• _Extracted records_
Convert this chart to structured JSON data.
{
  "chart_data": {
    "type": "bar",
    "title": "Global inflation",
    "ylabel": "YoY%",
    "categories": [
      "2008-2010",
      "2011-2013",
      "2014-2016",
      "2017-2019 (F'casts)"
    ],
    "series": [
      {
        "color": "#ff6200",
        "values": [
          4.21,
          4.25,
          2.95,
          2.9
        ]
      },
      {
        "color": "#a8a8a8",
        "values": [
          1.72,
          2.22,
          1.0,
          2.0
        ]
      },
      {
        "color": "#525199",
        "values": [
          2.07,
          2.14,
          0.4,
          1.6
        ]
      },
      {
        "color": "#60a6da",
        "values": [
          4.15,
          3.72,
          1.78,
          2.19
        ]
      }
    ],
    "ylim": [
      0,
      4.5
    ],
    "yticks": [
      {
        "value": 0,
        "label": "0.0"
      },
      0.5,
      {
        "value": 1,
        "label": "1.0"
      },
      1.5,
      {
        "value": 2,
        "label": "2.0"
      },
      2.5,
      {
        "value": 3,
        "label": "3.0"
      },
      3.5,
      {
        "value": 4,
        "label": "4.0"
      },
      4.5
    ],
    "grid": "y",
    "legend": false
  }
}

• _WHAT IS EXPECTED_
Look over the listing. Pull out every line with the string "color" in it.

• _RESPONSE BELOW_
        "color": "#ff6200",
        "color": "#a8a8a8",
        "color": "#525199",
        "color": "#60a6da",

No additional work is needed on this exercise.